(Saved entries)

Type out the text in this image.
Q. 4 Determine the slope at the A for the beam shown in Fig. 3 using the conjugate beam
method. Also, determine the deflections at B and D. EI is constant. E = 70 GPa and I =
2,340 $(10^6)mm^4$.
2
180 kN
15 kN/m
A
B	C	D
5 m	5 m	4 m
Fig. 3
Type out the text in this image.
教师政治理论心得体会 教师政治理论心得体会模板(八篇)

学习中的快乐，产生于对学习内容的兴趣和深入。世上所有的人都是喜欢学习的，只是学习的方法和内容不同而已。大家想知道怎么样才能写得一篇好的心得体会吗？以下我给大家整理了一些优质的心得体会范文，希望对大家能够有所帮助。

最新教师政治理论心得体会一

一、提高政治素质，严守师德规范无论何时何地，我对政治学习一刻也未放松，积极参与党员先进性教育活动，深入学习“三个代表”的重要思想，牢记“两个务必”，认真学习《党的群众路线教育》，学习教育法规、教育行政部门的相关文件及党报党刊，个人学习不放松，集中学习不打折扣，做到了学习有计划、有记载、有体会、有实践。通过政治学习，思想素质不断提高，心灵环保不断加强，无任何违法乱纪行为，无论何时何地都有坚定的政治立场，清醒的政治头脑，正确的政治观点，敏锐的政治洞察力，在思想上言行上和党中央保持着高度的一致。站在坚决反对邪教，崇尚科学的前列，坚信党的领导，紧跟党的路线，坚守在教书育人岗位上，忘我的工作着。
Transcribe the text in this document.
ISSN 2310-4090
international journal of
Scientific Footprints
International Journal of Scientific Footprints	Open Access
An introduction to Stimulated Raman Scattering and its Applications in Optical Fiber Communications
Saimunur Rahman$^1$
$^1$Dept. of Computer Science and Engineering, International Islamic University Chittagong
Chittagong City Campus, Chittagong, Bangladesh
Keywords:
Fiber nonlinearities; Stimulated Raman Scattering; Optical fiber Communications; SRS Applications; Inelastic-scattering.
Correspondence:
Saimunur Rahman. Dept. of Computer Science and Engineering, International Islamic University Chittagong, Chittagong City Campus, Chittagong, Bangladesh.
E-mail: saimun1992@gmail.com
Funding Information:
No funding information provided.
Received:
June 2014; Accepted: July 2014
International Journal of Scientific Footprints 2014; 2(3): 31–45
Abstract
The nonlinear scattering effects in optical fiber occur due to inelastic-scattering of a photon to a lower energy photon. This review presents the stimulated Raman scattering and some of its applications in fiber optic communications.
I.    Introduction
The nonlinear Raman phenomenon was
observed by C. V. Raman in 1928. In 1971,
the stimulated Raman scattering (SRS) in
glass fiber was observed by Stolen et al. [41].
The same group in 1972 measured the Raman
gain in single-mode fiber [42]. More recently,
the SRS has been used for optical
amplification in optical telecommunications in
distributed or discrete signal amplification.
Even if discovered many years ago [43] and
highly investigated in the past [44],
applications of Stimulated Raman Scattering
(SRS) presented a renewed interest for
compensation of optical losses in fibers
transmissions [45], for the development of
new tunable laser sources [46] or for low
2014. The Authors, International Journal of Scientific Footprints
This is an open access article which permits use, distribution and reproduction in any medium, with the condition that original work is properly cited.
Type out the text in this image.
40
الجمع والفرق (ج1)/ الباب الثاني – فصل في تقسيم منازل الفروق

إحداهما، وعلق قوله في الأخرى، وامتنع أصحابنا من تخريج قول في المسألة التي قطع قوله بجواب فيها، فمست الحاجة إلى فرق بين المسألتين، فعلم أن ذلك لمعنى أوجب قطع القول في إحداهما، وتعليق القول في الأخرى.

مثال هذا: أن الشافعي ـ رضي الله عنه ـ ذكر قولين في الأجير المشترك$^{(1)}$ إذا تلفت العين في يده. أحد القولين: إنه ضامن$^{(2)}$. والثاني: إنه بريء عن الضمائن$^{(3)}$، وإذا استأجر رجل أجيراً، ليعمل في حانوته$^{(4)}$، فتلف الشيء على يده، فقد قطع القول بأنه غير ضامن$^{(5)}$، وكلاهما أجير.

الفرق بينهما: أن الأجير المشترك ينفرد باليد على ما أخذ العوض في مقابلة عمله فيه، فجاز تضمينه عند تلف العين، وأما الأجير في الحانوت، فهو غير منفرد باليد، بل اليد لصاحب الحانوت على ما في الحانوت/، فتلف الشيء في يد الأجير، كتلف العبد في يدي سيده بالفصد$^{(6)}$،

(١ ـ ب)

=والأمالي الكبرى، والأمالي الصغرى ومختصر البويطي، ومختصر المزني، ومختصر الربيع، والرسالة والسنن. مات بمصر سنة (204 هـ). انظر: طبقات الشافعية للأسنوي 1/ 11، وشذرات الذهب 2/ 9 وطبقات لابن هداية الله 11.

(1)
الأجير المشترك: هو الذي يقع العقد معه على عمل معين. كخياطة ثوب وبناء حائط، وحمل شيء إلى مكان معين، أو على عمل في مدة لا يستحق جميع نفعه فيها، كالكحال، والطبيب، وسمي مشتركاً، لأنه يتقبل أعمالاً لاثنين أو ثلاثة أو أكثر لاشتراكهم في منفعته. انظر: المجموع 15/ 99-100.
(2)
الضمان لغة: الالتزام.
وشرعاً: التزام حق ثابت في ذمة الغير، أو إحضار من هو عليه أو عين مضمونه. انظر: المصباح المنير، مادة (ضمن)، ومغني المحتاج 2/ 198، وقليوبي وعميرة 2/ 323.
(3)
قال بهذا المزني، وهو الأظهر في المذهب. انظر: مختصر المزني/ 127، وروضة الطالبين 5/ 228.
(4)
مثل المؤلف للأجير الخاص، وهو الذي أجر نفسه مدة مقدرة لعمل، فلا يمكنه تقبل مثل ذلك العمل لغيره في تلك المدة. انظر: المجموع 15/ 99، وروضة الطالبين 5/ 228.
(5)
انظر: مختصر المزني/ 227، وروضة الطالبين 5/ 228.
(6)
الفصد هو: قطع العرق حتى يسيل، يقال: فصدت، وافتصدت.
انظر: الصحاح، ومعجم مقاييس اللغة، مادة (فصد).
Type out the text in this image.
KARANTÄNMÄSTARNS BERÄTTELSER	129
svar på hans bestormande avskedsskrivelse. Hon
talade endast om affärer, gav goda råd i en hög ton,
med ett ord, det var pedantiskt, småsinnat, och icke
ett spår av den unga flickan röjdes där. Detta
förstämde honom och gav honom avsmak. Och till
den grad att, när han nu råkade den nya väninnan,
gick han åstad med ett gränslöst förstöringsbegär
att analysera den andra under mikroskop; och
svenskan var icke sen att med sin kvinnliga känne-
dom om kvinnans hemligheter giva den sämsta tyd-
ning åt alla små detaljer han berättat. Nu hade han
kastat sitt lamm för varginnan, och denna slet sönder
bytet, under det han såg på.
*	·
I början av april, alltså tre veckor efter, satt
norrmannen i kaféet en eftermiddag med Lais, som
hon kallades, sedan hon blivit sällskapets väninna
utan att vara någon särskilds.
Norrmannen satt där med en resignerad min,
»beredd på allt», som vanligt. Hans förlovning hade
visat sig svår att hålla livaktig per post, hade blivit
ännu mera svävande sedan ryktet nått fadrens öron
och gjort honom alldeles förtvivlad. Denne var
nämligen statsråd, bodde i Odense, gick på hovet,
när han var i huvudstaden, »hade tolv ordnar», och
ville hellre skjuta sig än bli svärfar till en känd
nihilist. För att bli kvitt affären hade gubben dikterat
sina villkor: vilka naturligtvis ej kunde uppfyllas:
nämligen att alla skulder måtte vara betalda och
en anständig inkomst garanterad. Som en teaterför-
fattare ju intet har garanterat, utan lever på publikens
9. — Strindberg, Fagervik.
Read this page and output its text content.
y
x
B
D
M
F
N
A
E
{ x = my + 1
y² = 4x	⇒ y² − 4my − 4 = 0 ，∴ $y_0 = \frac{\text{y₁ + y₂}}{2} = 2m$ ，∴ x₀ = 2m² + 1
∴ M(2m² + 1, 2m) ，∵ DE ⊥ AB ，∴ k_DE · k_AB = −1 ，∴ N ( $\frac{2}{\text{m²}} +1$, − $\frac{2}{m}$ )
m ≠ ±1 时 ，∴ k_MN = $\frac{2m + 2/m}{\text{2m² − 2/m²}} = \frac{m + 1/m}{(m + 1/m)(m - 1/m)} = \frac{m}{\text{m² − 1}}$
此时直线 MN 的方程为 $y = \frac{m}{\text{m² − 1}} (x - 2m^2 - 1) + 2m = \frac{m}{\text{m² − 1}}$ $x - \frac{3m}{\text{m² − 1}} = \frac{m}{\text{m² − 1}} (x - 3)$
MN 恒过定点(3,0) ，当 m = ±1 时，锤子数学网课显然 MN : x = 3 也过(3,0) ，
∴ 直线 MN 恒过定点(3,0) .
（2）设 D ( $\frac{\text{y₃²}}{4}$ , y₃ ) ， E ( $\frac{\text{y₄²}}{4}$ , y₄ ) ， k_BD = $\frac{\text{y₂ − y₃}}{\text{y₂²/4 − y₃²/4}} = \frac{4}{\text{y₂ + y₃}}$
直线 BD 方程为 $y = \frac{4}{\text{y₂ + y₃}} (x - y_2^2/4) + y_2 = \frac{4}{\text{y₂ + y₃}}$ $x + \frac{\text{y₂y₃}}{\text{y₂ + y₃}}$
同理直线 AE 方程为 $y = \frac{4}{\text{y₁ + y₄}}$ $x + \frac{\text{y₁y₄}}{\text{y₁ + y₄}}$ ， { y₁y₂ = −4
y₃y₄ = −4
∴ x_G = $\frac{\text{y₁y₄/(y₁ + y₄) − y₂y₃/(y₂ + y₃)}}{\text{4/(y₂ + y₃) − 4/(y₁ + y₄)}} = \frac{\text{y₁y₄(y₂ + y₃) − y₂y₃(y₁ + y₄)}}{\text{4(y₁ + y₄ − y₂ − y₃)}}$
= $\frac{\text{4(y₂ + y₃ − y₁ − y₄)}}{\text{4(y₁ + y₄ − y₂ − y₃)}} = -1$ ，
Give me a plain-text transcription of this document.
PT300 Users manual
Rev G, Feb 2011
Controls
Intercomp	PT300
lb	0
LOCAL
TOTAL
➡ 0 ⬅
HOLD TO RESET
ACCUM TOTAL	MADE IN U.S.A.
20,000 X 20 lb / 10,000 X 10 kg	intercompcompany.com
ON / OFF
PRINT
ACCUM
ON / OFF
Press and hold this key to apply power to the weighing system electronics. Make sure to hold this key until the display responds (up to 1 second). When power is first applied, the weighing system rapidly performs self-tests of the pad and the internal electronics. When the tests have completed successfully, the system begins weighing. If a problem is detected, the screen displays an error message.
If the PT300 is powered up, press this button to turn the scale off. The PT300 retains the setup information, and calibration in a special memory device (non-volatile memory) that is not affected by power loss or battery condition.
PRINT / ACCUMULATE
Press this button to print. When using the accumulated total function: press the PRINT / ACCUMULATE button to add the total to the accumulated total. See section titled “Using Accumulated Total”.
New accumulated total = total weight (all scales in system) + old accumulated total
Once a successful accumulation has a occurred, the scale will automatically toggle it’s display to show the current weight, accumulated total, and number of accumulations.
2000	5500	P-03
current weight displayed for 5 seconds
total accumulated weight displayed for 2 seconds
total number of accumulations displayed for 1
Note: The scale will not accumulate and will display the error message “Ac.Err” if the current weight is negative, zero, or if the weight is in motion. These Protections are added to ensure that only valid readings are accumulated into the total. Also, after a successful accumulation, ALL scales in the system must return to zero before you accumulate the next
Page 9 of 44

*The problem:* Gather each line in the entries above where the string "system" is found.

*Response to the exercise:*
Press and hold this key to apply power to the weighing system electronics. Make sure to hold this key until the display responds (up to 1 second). When power is first applied, the weighing system rapidly performs self-tests of the pad and the internal electronics. When the tests have completed successfully, the system begins weighing. If a problem is detected, the screen displays an error message.
New accumulated total = total weight (all scales in system) + old accumulated total
Note: The scale will not accumulate and will display the error message “Ac.Err” if the current weight is negative, zero, or if the weight is in motion. These Protections are added to ensure that only valid readings are accumulated into the total. Also, after a successful accumulation, ALL scales in the system must return to zero before you accumulate the next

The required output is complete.